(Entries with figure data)

——————

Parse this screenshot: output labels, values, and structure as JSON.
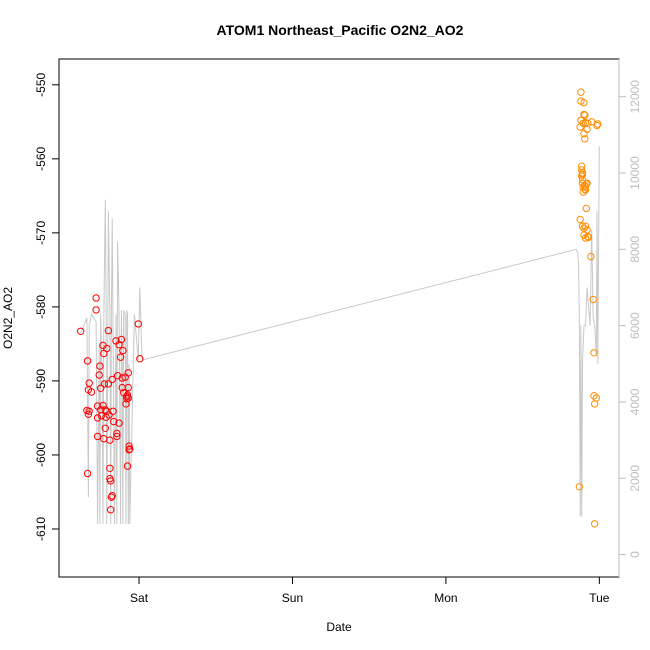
{
  "chart_data": {
    "type": "scatter",
    "title": "ATOM1 Northeast_Pacific O2N2_AO2",
    "xlabel": "Date",
    "ylabel": "O2N2_AO2",
    "xlim": [
      -0.45,
      3.05
    ],
    "x_ticks": [
      {
        "value": 0,
        "label": "Sat"
      },
      {
        "value": 1,
        "label": "Sun"
      },
      {
        "value": 2,
        "label": "Mon"
      },
      {
        "value": 3,
        "label": "Tue"
      }
    ],
    "ylim": [
      -615,
      -548
    ],
    "y_ticks": [
      -610,
      -600,
      -590,
      -580,
      -570,
      -560,
      -550
    ],
    "y2lim": [
      -300,
      12700
    ],
    "y2_ticks": [
      0,
      2000,
      4000,
      6000,
      8000,
      10000,
      12000
    ],
    "grid": false,
    "colors": {
      "series_red": "#ff0000",
      "series_orange": "#ff8c00",
      "secondary_line": "#c8c8c8",
      "right_axis": "#bdbdbd"
    },
    "series": [
      {
        "color": "#ff0000",
        "x": [
          -0.38,
          -0.34,
          -0.335,
          -0.335,
          -0.33,
          -0.33,
          -0.325,
          -0.325,
          -0.31,
          -0.28,
          -0.28,
          -0.27,
          -0.27,
          -0.27,
          -0.26,
          -0.255,
          -0.25,
          -0.25,
          -0.245,
          -0.235,
          -0.235,
          -0.23,
          -0.23,
          -0.225,
          -0.22,
          -0.22,
          -0.215,
          -0.21,
          -0.21,
          -0.2,
          -0.2,
          -0.195,
          -0.19,
          -0.19,
          -0.19,
          -0.185,
          -0.185,
          -0.18,
          -0.175,
          -0.175,
          -0.17,
          -0.165,
          -0.15,
          -0.145,
          -0.145,
          -0.14,
          -0.13,
          -0.13,
          -0.12,
          -0.115,
          -0.11,
          -0.11,
          -0.105,
          -0.1,
          -0.09,
          -0.085,
          -0.08,
          -0.08,
          -0.075,
          -0.075,
          -0.07,
          -0.07,
          -0.07,
          -0.065,
          -0.065,
          -0.06,
          -0.005,
          0.005
        ],
        "y": [
          -583.3,
          -594.0,
          -587.3,
          -602.5,
          -594.5,
          -591.2,
          -590.3,
          -594.1,
          -591.5,
          -578.8,
          -580.4,
          -593.4,
          -595.0,
          -597.5,
          -589.2,
          -588.0,
          -591.0,
          -593.9,
          -594.7,
          -593.3,
          -585.2,
          -586.3,
          -597.8,
          -590.4,
          -593.9,
          -596.4,
          -594.9,
          -585.6,
          -594.1,
          -583.2,
          -590.4,
          -594.6,
          -598.0,
          -601.8,
          -603.2,
          -607.4,
          -603.5,
          -605.7,
          -605.5,
          -589.8,
          -594.1,
          -595.5,
          -584.6,
          -597.5,
          -597.1,
          -589.3,
          -595.7,
          -585.1,
          -586.8,
          -584.4,
          -590.9,
          -589.6,
          -585.9,
          -591.6,
          -589.5,
          -593.1,
          -592.4,
          -592.1,
          -601.5,
          -591.9,
          -590.9,
          -588.9,
          -592.3,
          -599.3,
          -598.8,
          -599.2,
          -582.3,
          -587.0
        ]
      },
      {
        "color": "#ff8c00",
        "x": [
          2.87,
          2.875,
          2.875,
          2.88,
          2.88,
          2.88,
          2.885,
          2.885,
          2.885,
          2.89,
          2.89,
          2.89,
          2.89,
          2.89,
          2.895,
          2.895,
          2.895,
          2.9,
          2.9,
          2.9,
          2.9,
          2.9,
          2.905,
          2.905,
          2.905,
          2.905,
          2.91,
          2.91,
          2.91,
          2.91,
          2.91,
          2.915,
          2.915,
          2.92,
          2.92,
          2.92,
          2.925,
          2.925,
          2.93,
          2.945,
          2.95,
          2.96,
          2.965,
          2.965,
          2.97,
          2.97,
          2.98,
          2.985,
          2.99
        ],
        "y": [
          -604.3,
          -568.2,
          -555.7,
          -551.0,
          -552.2,
          -554.8,
          -561.5,
          -562.3,
          -561.0,
          -561.9,
          -562.8,
          -563.3,
          -562.1,
          -569.1,
          -555.2,
          -564.5,
          -563.8,
          -556.6,
          -570.3,
          -552.4,
          -554.0,
          -569.4,
          -557.3,
          -563.6,
          -564.1,
          -554.1,
          -555.1,
          -564.2,
          -563.8,
          -569.1,
          -570.7,
          -566.7,
          -563.4,
          -569.6,
          -563.3,
          -556.0,
          -570.5,
          -555.2,
          -570.6,
          -573.2,
          -555.0,
          -579.0,
          -586.2,
          -592.0,
          -593.1,
          -609.3,
          -592.3,
          -555.5,
          -555.3
        ]
      },
      {
        "name": "",
        "color": "#c8c8c8",
        "style": "line",
        "axis": "right",
        "x": [
          -0.38,
          -0.34,
          -0.335,
          -0.33,
          -0.325,
          -0.31,
          -0.28,
          -0.27,
          -0.26,
          -0.255,
          -0.25,
          -0.24,
          -0.235,
          -0.23,
          -0.22,
          -0.215,
          -0.21,
          -0.2,
          -0.19,
          -0.185,
          -0.18,
          -0.175,
          -0.17,
          -0.16,
          -0.15,
          -0.145,
          -0.14,
          -0.13,
          -0.12,
          -0.115,
          -0.11,
          -0.105,
          -0.1,
          -0.09,
          -0.085,
          -0.08,
          -0.075,
          -0.07,
          -0.065,
          -0.06,
          -0.03,
          -0.005,
          0.005,
          0.02,
          2.85,
          2.86,
          2.865,
          2.87,
          2.875,
          2.88,
          2.885,
          2.89,
          2.9,
          2.91,
          2.92,
          2.94,
          2.95,
          2.96,
          2.97,
          2.98,
          2.985,
          2.99,
          3.0
        ],
        "y": [
          5800,
          6200,
          4000,
          1500,
          6000,
          6300,
          6100,
          800,
          5500,
          800,
          6300,
          4500,
          800,
          6200,
          9300,
          6500,
          800,
          9000,
          6300,
          800,
          6300,
          8800,
          6000,
          800,
          6300,
          800,
          8200,
          6300,
          800,
          6400,
          5000,
          800,
          6400,
          6300,
          800,
          6400,
          6300,
          800,
          5000,
          800,
          6300,
          5100,
          7000,
          5100,
          8000,
          7900,
          7600,
          6000,
          1000,
          6000,
          1000,
          5000,
          6000,
          6000,
          7000,
          6000,
          8500,
          6200,
          6000,
          5200,
          9000,
          5000,
          10700
        ]
      }
    ]
  }
}
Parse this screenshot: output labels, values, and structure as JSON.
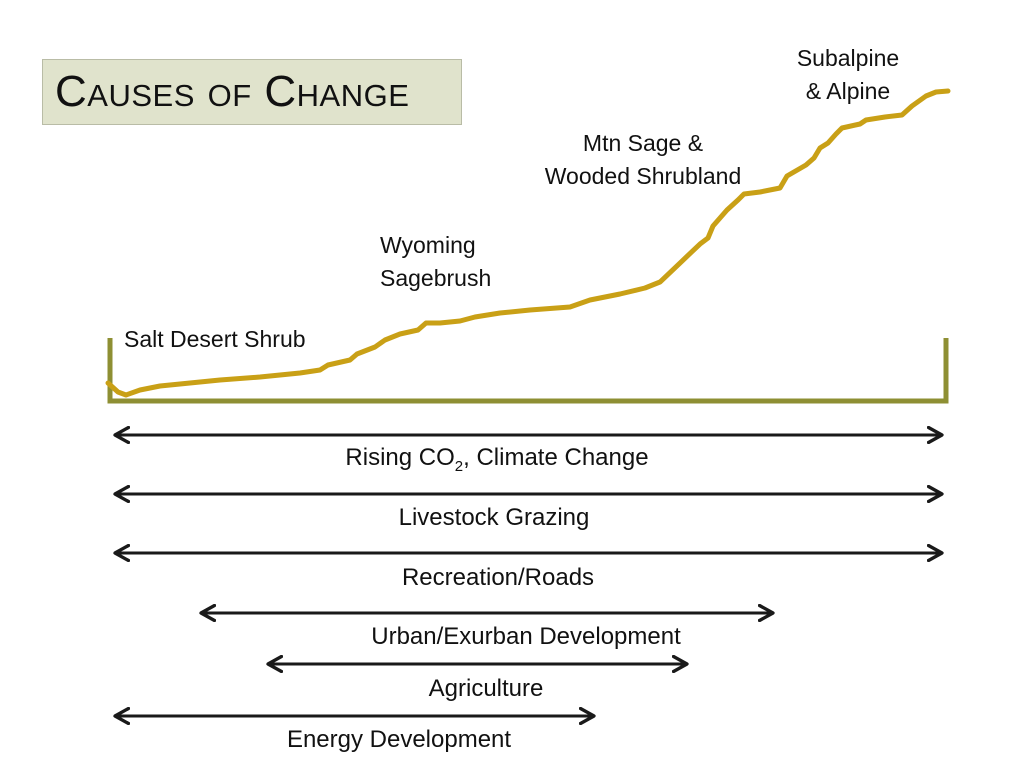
{
  "title": "Causes of Change",
  "colors": {
    "elevation_line": "#C9A016",
    "baseline_bracket": "#8E8F33",
    "arrows": "#1a1a1a",
    "title_bg": "#E0E3CC"
  },
  "zones": [
    {
      "id": "salt-desert-shrub",
      "lines": [
        "Salt Desert Shrub"
      ]
    },
    {
      "id": "wyoming-sagebrush",
      "lines": [
        "Wyoming",
        "Sagebrush"
      ]
    },
    {
      "id": "mtn-sage",
      "lines": [
        "Mtn Sage &",
        "Wooded Shrubland"
      ]
    },
    {
      "id": "subalpine-alpine",
      "lines": [
        "Subalpine",
        "& Alpine"
      ]
    }
  ],
  "causes": [
    {
      "id": "rising-co2",
      "label_main": "Rising CO",
      "label_sub": "2",
      "label_tail": ", Climate Change",
      "span": "Salt Desert Shrub to Subalpine & Alpine"
    },
    {
      "id": "livestock-grazing",
      "label": "Livestock Grazing",
      "span": "Salt Desert Shrub to Subalpine & Alpine"
    },
    {
      "id": "recreation-roads",
      "label": "Recreation/Roads",
      "span": "Salt Desert Shrub to Subalpine & Alpine"
    },
    {
      "id": "urban-development",
      "label": "Urban/Exurban Development",
      "span": "Salt Desert Shrub to Mtn Sage & Wooded Shrubland"
    },
    {
      "id": "agriculture",
      "label": "Agriculture",
      "span": "Wyoming Sagebrush to Mtn Sage & Wooded Shrubland"
    },
    {
      "id": "energy-development",
      "label": "Energy Development",
      "span": "Salt Desert Shrub to Wyoming Sagebrush"
    }
  ]
}
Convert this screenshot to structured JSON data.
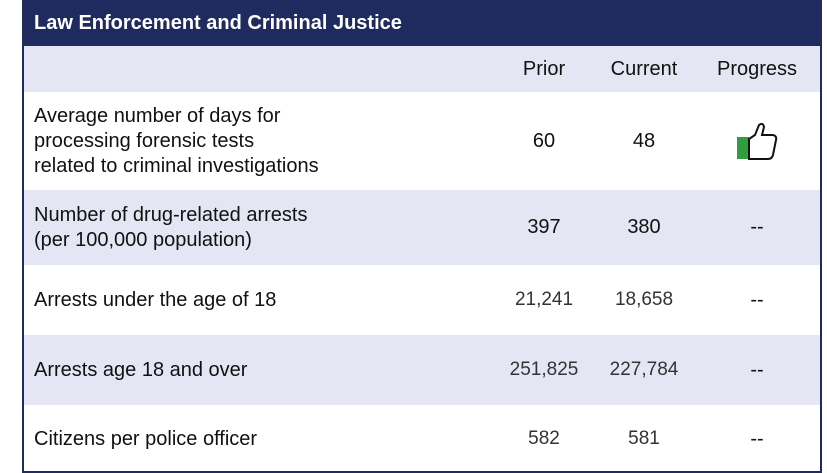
{
  "header": {
    "title": "Law Enforcement and Criminal Justice"
  },
  "table": {
    "columns": [
      "Prior",
      "Current",
      "Progress"
    ],
    "rows": [
      {
        "label": [
          "Average number of days for",
          "processing forensic tests",
          "related to criminal investigations"
        ],
        "prior": "60",
        "current": "48"
      },
      {
        "label": [
          "Number of drug-related arrests",
          "(per 100,000 population)"
        ],
        "prior": "397",
        "current": "380",
        "progress": "--"
      },
      {
        "label": [
          "Arrests under the age of 18"
        ],
        "prior": "21,241",
        "current": "18,658",
        "progress": "--"
      },
      {
        "label": [
          "Arrests age 18 and over"
        ],
        "prior": "251,825",
        "current": "227,784",
        "progress": "--"
      },
      {
        "label": [
          "Citizens per police officer"
        ],
        "prior": "582",
        "current": "581",
        "progress": "--"
      }
    ]
  }
}
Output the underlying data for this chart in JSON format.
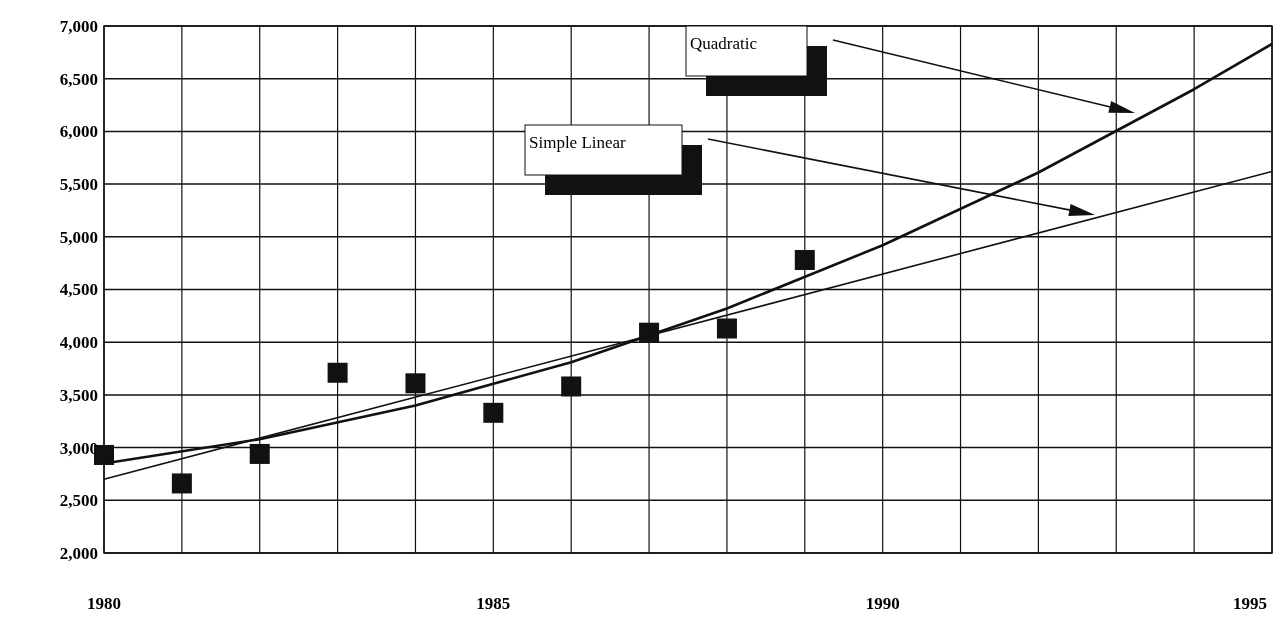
{
  "chart_data": {
    "type": "scatter",
    "grid": true,
    "xlim": [
      1980,
      1995
    ],
    "xticks": [
      1980,
      {
        "value": 1981,
        "label": null
      },
      {
        "value": 1982,
        "label": null
      },
      {
        "value": 1983,
        "label": null
      },
      {
        "value": 1984,
        "label": null
      },
      1985,
      {
        "value": 1986,
        "label": null
      },
      {
        "value": 1987,
        "label": null
      },
      {
        "value": 1988,
        "label": null
      },
      {
        "value": 1989,
        "label": null
      },
      1990,
      {
        "value": 1991,
        "label": null
      },
      {
        "value": 1992,
        "label": null
      },
      {
        "value": 1993,
        "label": null
      },
      {
        "value": 1994,
        "label": null
      },
      1995
    ],
    "ylim": [
      2000,
      7000
    ],
    "yticks": [
      {
        "value": 2000,
        "label": "2,000"
      },
      {
        "value": 2500,
        "label": "2,500"
      },
      {
        "value": 3000,
        "label": "3,000"
      },
      {
        "value": 3500,
        "label": "3,500"
      },
      {
        "value": 4000,
        "label": "4,000"
      },
      {
        "value": 4500,
        "label": "4,500"
      },
      {
        "value": 5000,
        "label": "5,000"
      },
      {
        "value": 5500,
        "label": "5,500"
      },
      {
        "value": 6000,
        "label": "6,000"
      },
      {
        "value": 6500,
        "label": "6,500"
      },
      {
        "value": 7000,
        "label": "7,000"
      }
    ],
    "series": [
      {
        "marker": "square",
        "color": "#111111",
        "x": [
          1980,
          1981,
          1982,
          1983,
          1984,
          1985,
          1986,
          1987,
          1988,
          1989
        ],
        "values": [
          2930,
          2660,
          2940,
          3710,
          3610,
          3330,
          3580,
          4090,
          4130,
          4780
        ]
      },
      {
        "type": "line",
        "color": "#111111",
        "x": [
          1980,
          1995
        ],
        "values": [
          2700,
          5620
        ]
      },
      {
        "type": "line",
        "color": "#111111",
        "x": [
          1980,
          1982,
          1984,
          1986,
          1988,
          1990,
          1992,
          1994,
          1995
        ],
        "values": [
          2850,
          3080,
          3400,
          3810,
          4320,
          4920,
          5610,
          6400,
          6830
        ]
      }
    ],
    "annotations": [
      "Quadratic",
      "Simple Linear"
    ]
  }
}
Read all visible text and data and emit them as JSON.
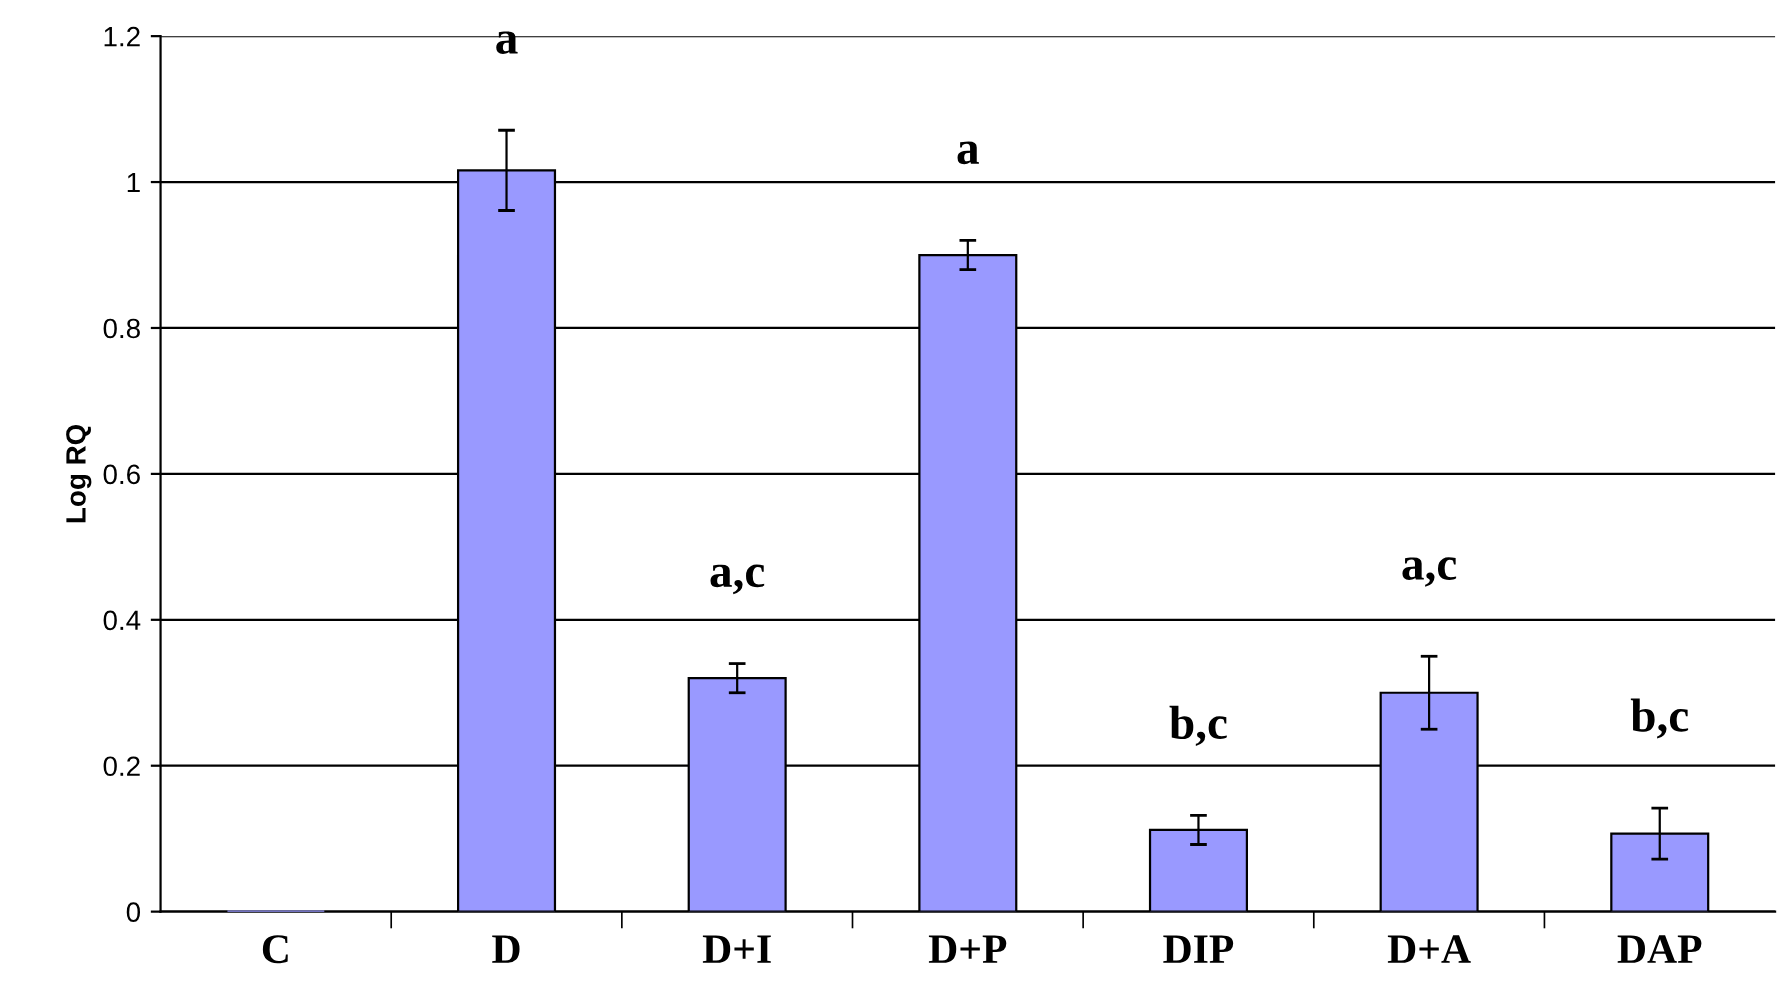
{
  "chart_data": {
    "type": "bar",
    "ylabel": "Log RQ",
    "categories": [
      "C",
      "D",
      "D+I",
      "D+P",
      "DIP",
      "D+A",
      "DAP"
    ],
    "values": [
      0,
      1.016,
      0.32,
      0.9,
      0.112,
      0.3,
      0.107
    ],
    "errors": [
      null,
      0.055,
      0.02,
      0.02,
      0.02,
      0.05,
      0.035
    ],
    "color": "#9999ff",
    "ylim": [
      0,
      1.2
    ],
    "yticks": [
      0,
      0.2,
      0.4,
      0.6,
      0.8,
      1,
      1.2
    ],
    "grid": "y",
    "annotations": [
      "a",
      "a,c",
      "a",
      "b,c",
      "a,c",
      "b,c"
    ]
  }
}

——————

PROBLEM TO SOLVE >>
Of the lines in the listing above, how many hold the string "Change"? Reply with the number only.

THE ANSWER >>
2